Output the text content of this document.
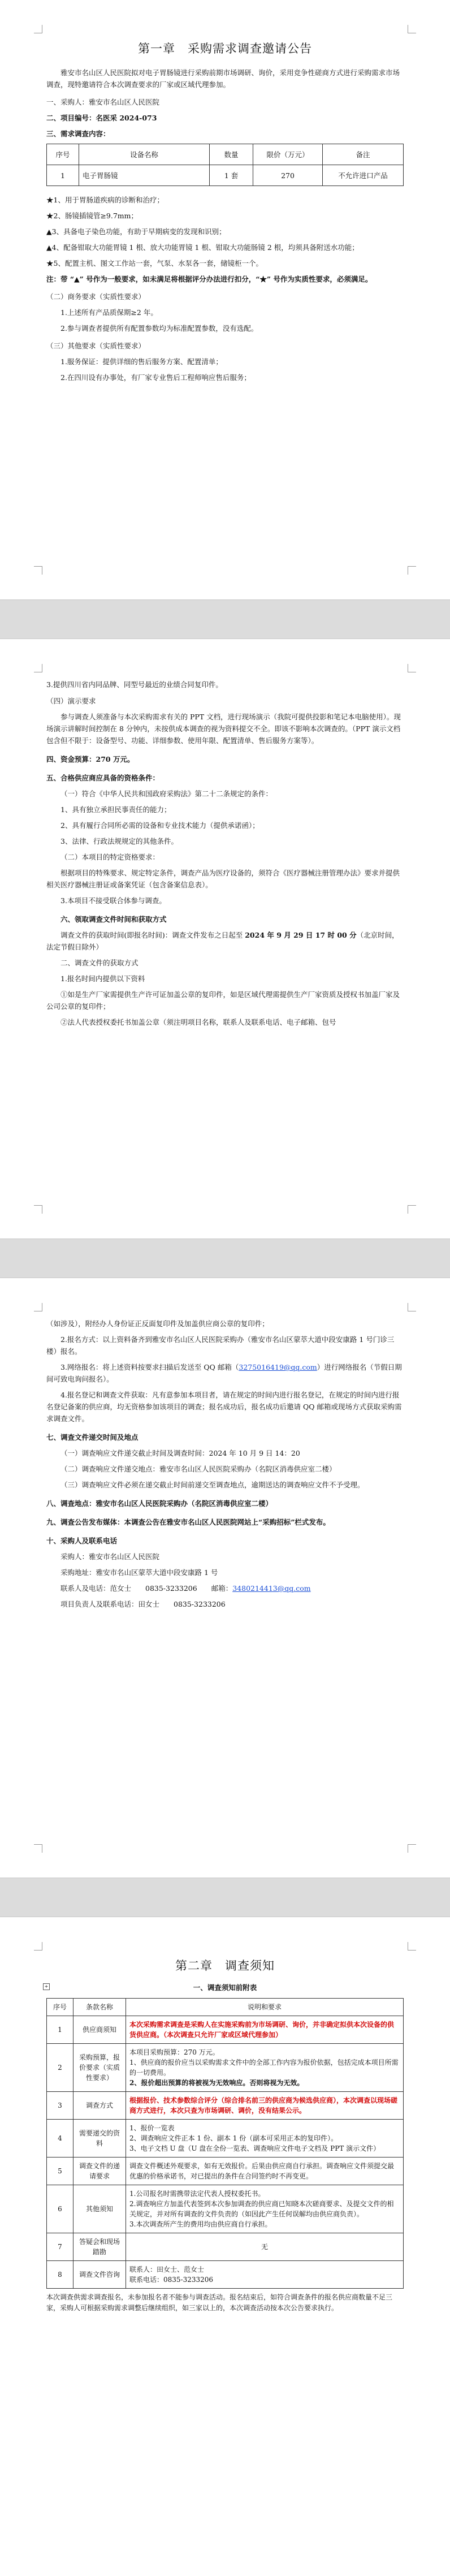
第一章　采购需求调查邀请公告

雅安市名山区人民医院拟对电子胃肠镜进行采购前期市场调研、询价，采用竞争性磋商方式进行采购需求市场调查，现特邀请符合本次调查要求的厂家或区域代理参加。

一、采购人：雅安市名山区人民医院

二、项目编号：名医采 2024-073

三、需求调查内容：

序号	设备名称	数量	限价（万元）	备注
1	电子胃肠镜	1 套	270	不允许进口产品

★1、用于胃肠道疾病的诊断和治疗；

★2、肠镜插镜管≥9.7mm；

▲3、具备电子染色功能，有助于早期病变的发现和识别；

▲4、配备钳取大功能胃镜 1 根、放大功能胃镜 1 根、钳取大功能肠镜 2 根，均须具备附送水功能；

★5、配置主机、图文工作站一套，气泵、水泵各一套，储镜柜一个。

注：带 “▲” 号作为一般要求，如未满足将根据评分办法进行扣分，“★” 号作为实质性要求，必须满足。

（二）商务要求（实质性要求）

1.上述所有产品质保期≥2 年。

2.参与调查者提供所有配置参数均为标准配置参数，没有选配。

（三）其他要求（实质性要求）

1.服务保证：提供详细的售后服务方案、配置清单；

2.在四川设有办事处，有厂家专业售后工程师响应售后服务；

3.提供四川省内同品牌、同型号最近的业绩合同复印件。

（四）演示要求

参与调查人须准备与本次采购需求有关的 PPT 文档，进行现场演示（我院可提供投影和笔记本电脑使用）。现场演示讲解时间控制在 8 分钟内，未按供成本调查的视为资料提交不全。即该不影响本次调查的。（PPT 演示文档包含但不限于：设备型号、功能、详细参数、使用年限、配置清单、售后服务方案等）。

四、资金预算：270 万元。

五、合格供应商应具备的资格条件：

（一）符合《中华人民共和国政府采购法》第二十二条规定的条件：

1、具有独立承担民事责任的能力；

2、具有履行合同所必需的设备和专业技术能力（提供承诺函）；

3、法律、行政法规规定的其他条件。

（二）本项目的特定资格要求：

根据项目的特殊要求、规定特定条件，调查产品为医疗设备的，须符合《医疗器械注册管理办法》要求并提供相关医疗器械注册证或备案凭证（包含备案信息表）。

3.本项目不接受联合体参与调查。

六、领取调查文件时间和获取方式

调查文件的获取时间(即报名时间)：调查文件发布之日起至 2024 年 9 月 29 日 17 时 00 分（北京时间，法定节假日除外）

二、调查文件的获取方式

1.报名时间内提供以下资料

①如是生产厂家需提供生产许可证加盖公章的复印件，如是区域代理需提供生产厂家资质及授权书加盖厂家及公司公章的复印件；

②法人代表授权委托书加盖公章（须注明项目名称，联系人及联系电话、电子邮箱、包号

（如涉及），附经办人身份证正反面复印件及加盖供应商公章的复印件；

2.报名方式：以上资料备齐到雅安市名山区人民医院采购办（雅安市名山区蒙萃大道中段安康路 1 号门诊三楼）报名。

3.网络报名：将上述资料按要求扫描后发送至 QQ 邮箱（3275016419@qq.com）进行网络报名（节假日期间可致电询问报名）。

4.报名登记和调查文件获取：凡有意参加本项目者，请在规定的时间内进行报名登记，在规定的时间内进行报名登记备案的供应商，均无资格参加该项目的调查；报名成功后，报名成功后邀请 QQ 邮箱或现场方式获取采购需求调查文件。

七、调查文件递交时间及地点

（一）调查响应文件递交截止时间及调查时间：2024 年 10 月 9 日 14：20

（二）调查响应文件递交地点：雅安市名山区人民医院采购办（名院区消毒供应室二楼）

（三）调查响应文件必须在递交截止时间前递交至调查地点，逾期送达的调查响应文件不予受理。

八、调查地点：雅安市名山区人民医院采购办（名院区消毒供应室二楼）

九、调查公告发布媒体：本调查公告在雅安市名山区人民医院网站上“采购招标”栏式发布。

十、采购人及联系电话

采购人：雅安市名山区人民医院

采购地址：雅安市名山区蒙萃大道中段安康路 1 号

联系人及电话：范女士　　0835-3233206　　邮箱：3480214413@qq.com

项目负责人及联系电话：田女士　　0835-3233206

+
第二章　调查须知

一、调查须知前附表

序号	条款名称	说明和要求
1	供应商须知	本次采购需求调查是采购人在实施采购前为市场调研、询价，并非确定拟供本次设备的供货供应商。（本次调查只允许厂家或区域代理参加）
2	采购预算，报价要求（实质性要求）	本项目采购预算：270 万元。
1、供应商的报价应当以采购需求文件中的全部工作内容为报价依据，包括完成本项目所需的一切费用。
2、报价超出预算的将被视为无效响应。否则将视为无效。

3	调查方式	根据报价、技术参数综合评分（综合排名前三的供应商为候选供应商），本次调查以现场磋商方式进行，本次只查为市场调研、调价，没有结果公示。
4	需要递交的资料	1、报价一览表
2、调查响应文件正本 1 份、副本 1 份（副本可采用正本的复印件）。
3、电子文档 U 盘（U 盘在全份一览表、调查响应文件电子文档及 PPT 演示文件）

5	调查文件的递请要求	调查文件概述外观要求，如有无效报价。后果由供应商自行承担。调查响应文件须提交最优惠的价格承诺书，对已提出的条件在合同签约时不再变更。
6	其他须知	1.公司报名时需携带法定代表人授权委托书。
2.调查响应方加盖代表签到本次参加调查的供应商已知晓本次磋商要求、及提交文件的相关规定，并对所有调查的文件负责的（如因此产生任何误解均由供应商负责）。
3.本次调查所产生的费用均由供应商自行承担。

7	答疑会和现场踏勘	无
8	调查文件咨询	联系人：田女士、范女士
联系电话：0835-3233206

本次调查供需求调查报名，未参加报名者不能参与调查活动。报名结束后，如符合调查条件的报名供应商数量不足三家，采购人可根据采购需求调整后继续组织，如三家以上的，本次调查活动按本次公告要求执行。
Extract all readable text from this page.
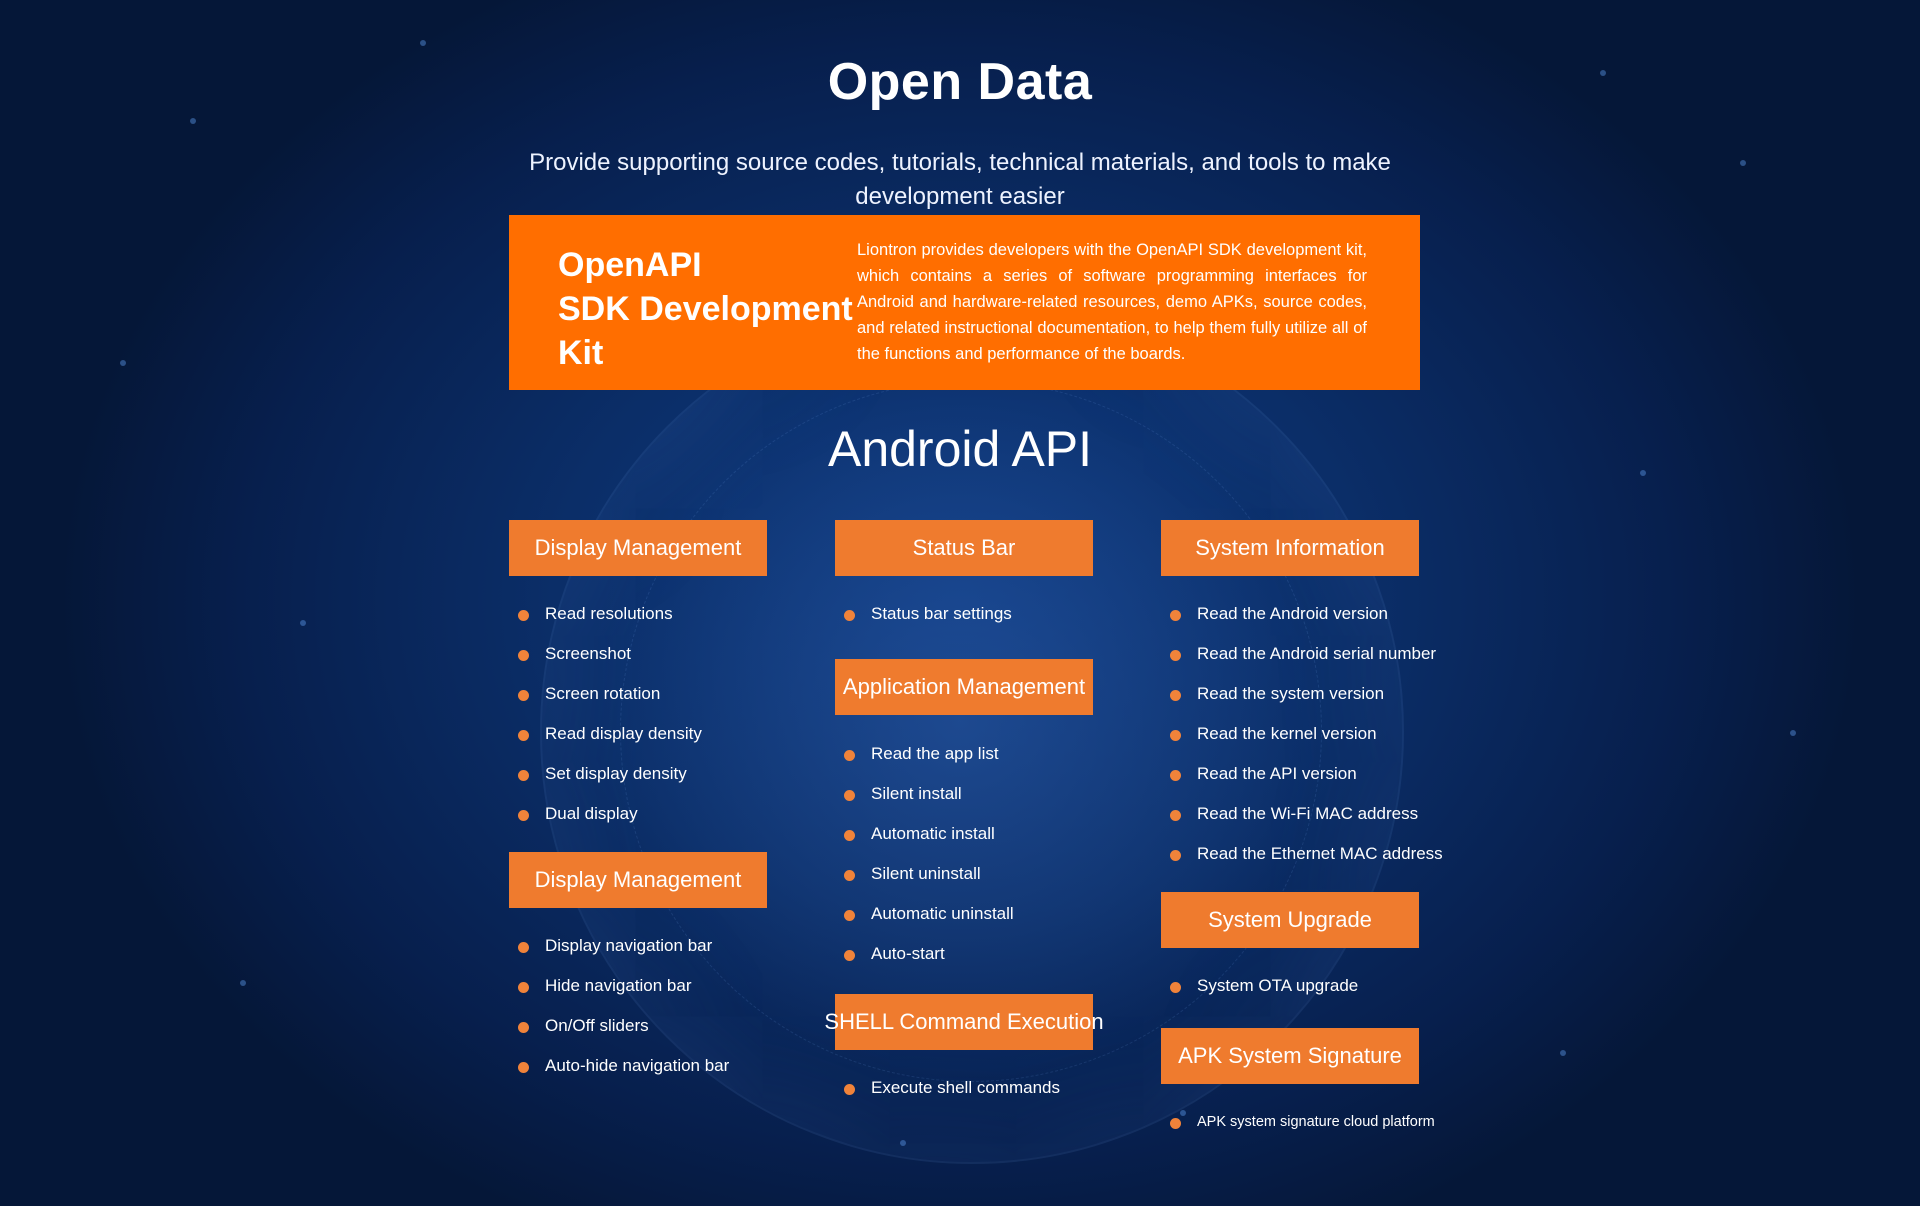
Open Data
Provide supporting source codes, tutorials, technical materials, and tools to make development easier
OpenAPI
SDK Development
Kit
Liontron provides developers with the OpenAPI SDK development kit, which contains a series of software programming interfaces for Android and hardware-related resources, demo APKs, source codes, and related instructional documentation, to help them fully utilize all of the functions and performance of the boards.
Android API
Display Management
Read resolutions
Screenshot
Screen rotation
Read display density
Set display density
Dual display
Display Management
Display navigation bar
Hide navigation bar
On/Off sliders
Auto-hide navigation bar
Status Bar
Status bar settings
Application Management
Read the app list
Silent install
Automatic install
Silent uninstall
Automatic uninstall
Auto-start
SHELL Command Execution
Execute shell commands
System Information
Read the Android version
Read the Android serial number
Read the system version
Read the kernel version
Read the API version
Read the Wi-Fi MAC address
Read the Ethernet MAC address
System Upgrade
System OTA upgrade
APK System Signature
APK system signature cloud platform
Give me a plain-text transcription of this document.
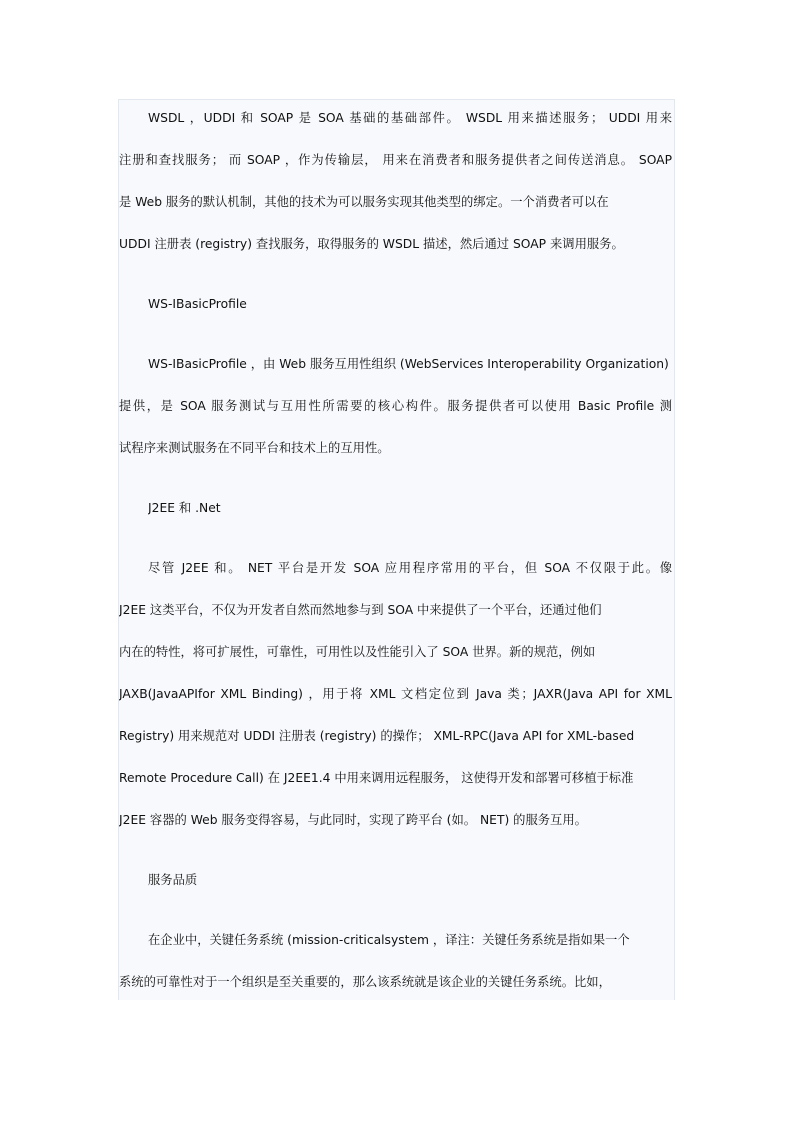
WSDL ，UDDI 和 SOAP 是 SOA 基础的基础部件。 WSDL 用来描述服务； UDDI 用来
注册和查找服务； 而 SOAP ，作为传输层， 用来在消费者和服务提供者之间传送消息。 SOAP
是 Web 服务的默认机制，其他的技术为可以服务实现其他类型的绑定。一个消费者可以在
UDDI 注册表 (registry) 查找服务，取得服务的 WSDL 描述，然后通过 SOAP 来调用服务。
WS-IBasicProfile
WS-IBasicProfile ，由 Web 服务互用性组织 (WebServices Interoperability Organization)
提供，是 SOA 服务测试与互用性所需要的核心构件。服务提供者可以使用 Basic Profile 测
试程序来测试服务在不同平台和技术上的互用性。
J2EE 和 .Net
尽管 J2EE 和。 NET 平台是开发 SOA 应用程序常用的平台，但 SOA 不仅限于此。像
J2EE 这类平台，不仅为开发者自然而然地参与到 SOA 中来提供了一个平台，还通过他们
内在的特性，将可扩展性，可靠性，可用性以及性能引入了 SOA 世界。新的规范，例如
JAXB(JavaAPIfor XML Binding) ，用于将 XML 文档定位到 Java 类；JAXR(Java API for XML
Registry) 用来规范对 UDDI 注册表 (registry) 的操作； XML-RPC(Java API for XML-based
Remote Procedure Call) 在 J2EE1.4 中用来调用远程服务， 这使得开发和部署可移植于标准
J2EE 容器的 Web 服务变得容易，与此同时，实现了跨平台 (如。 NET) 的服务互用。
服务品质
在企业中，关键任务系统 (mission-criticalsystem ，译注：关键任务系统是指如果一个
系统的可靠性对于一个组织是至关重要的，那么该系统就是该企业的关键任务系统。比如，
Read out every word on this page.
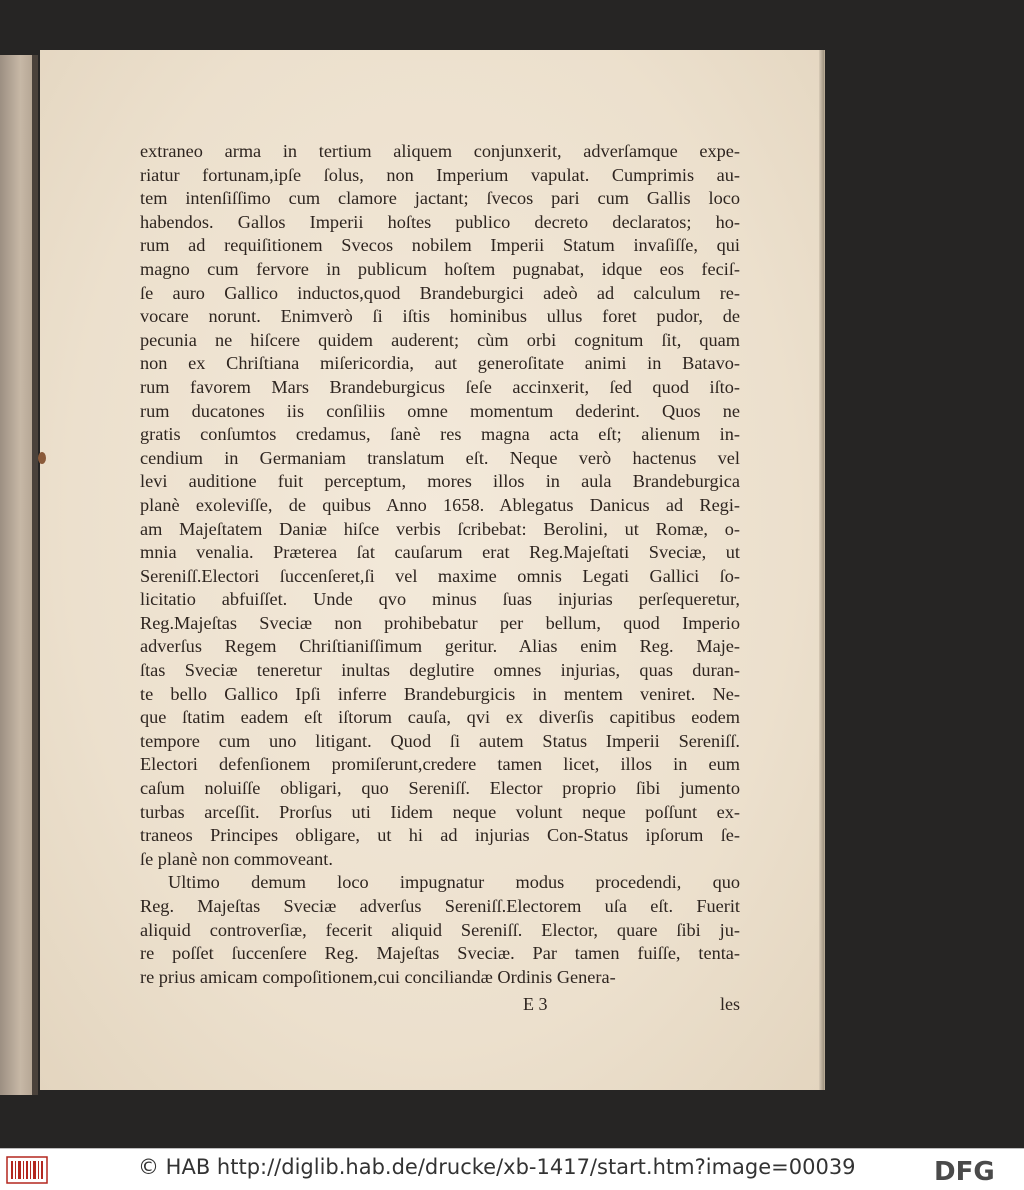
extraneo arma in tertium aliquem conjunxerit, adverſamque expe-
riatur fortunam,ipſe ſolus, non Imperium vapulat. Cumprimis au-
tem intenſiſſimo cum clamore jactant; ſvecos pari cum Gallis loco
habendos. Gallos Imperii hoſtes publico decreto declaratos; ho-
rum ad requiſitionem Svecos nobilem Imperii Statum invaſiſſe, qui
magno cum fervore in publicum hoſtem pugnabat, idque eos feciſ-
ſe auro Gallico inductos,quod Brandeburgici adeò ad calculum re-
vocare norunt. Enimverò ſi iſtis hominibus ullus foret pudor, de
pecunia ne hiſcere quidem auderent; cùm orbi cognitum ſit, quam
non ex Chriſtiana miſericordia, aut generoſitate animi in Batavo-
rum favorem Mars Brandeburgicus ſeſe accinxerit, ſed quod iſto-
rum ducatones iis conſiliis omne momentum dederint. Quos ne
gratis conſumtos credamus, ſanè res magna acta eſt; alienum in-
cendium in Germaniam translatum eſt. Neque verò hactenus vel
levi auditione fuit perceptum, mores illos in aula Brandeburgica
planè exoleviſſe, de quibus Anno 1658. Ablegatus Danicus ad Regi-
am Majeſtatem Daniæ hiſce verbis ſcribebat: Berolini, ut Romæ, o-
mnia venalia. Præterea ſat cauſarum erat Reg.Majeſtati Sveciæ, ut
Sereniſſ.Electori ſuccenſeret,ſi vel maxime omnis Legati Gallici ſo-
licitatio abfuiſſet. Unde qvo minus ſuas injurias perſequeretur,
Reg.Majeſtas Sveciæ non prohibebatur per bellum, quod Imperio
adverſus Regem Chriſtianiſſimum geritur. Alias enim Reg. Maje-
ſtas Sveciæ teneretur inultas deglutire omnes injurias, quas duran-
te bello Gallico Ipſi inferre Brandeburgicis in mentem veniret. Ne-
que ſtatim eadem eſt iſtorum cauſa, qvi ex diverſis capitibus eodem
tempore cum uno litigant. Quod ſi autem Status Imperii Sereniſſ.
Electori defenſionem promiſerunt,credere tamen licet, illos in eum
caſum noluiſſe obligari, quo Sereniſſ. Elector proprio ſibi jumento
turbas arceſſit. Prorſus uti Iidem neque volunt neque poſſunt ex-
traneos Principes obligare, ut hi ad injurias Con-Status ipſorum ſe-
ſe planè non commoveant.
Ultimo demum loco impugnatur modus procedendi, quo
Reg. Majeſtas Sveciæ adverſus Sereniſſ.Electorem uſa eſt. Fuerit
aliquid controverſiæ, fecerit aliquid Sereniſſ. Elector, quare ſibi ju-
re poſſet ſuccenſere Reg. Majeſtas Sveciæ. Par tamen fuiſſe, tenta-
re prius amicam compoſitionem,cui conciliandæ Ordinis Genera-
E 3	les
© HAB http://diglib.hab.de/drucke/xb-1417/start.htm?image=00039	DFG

┄┄┄┄┄┄

* Task requirements:
Filter for "version". Return all lines that hold it.

* Result for this exercise:
Read the Android version
Read the system version
Read the kernel version
Read the API version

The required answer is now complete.